Only lines with the string "tool" matter here; gather them from the material below.
----- EXTRACTED RECORDS -----
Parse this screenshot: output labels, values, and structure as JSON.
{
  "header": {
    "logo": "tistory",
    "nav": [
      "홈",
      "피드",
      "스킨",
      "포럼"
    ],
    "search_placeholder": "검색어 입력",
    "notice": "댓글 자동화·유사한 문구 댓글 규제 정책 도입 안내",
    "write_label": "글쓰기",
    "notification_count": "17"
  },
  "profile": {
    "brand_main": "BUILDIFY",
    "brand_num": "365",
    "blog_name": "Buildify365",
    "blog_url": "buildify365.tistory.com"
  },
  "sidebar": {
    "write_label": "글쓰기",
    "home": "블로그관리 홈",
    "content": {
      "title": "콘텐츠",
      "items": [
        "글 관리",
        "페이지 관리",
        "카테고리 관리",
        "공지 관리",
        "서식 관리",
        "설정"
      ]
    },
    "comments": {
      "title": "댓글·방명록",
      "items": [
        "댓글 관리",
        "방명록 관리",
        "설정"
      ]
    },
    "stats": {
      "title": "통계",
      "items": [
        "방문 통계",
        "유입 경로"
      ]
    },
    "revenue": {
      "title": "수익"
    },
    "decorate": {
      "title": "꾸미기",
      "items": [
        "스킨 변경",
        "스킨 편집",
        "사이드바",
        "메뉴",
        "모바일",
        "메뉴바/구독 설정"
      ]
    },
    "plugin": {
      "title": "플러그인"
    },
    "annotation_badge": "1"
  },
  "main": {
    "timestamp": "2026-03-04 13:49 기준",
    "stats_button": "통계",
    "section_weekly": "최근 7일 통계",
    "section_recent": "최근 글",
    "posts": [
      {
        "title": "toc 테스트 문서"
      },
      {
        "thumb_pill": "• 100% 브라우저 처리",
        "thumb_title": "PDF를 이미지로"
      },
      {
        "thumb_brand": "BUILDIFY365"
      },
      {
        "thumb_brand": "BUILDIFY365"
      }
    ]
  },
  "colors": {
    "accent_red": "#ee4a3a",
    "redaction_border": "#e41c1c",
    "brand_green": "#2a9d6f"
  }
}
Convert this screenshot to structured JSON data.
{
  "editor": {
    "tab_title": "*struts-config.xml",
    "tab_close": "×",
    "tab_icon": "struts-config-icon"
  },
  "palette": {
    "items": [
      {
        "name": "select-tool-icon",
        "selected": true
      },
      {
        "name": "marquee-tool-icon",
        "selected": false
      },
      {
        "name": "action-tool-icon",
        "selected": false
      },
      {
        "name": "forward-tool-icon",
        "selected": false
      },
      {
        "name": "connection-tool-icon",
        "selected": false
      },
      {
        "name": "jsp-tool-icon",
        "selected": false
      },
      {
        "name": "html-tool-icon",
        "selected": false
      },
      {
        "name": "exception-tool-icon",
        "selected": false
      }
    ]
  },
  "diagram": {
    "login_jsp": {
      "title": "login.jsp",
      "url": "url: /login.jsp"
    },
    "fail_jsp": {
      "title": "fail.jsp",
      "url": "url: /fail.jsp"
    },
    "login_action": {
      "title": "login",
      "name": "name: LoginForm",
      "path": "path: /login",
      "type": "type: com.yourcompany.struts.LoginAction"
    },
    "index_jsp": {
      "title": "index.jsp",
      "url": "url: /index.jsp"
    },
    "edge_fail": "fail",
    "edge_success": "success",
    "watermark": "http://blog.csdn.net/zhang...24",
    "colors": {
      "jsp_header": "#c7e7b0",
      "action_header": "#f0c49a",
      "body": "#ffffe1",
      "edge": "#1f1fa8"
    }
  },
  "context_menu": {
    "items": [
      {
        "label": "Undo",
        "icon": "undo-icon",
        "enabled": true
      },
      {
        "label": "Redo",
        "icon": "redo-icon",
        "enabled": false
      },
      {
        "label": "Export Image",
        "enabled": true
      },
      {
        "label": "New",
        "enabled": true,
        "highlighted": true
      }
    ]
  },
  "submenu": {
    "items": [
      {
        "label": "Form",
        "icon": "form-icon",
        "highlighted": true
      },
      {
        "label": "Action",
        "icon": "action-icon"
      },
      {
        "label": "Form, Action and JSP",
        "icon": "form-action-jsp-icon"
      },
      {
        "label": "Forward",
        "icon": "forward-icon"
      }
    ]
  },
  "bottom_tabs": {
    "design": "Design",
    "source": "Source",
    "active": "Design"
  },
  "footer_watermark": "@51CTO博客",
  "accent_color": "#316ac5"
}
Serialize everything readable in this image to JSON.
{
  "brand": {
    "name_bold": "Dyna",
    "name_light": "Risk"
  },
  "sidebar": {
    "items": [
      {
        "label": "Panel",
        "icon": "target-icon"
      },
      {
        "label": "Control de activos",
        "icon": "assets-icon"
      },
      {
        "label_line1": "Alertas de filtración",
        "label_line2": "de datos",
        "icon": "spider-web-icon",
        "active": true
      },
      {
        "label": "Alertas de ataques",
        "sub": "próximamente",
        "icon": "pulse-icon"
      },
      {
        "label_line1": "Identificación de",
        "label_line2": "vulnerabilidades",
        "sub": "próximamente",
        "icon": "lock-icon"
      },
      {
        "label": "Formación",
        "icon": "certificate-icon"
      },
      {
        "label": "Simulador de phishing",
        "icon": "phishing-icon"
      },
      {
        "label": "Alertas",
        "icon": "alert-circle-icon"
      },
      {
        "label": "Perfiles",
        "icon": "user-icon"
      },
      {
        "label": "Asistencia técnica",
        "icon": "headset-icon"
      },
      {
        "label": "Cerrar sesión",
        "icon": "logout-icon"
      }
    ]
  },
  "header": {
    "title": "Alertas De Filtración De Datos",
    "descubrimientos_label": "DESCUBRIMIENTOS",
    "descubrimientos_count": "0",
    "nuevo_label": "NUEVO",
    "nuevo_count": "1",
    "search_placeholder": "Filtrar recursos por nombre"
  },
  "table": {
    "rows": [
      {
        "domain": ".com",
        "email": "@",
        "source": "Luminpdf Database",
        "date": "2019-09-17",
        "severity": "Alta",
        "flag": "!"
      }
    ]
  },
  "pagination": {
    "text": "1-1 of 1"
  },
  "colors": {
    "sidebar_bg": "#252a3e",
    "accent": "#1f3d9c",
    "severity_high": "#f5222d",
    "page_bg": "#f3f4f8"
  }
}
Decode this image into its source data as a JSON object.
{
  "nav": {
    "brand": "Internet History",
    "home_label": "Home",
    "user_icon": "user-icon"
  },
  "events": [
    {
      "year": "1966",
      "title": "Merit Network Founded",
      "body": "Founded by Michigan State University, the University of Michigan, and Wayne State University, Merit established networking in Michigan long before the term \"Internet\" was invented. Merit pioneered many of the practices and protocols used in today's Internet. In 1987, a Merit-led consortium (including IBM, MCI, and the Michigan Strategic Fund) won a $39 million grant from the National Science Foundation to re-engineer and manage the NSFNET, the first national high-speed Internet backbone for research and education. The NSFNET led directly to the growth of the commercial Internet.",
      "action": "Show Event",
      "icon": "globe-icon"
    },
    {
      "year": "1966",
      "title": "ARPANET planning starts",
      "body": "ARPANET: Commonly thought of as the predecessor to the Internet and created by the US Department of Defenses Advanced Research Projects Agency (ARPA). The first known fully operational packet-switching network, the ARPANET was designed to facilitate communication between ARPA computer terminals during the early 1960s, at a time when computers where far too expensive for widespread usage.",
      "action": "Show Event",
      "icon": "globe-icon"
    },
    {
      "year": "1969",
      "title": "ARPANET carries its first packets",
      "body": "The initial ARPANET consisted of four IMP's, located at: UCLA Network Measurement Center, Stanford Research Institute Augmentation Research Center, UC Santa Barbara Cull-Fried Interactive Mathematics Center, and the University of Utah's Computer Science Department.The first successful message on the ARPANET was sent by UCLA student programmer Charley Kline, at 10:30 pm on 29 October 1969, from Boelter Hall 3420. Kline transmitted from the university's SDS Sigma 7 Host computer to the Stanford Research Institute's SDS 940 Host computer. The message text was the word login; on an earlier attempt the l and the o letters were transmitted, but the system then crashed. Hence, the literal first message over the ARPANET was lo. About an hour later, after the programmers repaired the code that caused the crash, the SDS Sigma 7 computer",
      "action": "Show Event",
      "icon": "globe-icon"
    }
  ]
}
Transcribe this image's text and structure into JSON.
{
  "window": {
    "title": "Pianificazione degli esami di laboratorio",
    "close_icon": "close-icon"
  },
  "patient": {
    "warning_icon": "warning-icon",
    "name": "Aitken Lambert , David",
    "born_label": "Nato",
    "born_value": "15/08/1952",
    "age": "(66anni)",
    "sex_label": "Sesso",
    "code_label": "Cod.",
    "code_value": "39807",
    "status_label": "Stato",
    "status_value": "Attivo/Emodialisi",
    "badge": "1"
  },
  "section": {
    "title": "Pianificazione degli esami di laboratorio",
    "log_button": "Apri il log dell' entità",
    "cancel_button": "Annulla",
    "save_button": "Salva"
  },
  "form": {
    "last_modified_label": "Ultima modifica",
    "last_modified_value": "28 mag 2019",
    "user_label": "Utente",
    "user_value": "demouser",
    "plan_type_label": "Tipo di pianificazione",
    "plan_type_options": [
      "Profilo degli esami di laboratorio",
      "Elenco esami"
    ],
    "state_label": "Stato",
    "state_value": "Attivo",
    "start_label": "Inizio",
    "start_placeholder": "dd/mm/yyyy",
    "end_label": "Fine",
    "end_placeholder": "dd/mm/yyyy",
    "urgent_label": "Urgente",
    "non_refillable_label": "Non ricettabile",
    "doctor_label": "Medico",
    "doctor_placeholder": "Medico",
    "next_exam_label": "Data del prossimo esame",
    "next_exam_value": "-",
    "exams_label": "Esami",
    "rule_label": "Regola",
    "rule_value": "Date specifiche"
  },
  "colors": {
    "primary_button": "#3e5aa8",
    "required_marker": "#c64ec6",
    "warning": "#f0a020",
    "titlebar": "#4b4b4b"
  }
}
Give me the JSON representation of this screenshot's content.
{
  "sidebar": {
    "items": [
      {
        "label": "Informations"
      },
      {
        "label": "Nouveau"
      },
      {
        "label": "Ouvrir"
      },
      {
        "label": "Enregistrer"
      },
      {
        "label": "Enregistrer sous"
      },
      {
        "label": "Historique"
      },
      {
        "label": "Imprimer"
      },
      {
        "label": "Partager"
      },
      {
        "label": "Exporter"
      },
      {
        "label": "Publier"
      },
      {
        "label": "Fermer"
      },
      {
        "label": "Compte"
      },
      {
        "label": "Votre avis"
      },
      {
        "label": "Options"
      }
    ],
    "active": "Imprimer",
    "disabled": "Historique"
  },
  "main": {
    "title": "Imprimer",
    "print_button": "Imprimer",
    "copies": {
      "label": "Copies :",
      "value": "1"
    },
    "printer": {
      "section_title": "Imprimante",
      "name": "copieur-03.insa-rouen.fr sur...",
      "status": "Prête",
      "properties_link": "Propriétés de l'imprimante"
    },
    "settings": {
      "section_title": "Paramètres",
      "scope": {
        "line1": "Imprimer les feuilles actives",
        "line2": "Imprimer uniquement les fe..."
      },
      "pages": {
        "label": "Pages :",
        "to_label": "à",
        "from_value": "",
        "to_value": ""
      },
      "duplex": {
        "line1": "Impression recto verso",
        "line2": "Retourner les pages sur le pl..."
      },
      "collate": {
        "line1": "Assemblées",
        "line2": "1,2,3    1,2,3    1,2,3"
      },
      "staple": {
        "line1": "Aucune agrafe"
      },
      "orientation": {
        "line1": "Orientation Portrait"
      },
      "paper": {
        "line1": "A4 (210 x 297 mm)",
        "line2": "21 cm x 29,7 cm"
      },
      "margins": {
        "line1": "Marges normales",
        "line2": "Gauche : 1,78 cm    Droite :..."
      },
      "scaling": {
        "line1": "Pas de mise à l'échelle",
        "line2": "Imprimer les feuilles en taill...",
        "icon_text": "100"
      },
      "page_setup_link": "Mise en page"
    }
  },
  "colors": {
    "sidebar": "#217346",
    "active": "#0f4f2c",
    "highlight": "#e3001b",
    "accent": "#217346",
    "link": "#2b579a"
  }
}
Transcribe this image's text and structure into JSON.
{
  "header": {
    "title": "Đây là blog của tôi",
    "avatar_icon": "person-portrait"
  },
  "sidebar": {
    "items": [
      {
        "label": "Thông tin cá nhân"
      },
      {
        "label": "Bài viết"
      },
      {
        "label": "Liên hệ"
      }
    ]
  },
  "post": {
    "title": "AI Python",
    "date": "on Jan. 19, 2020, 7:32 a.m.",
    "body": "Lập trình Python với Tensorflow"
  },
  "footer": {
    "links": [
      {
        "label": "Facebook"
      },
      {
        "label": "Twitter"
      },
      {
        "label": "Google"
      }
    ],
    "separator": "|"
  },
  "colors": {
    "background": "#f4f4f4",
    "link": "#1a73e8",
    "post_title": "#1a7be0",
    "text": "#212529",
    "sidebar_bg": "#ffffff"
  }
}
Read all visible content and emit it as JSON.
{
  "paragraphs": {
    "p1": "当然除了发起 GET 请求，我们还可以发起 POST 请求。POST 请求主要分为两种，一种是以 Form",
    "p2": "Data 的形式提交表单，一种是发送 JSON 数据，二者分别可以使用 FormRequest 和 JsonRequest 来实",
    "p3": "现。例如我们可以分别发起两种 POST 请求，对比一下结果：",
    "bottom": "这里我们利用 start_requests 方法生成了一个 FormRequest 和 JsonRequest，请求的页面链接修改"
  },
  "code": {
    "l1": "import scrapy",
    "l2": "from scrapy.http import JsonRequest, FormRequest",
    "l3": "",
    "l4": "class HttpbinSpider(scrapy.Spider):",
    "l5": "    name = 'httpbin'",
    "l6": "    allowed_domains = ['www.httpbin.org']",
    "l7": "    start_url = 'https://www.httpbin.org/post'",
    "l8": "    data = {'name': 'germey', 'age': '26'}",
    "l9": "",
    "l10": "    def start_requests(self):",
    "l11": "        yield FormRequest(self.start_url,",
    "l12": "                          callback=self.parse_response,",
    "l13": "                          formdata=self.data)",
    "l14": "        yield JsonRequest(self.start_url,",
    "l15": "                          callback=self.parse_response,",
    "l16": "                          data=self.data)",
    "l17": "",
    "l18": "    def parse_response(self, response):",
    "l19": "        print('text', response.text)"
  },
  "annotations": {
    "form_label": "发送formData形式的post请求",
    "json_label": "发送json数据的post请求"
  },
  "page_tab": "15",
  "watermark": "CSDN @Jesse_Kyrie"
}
-----
### ANSWER
        "name": "select-tool-icon",
        "name": "marquee-tool-icon",
        "name": "action-tool-icon",
        "name": "forward-tool-icon",
        "name": "connection-tool-icon",
        "name": "jsp-tool-icon",
        "name": "html-tool-icon",
        "name": "exception-tool-icon",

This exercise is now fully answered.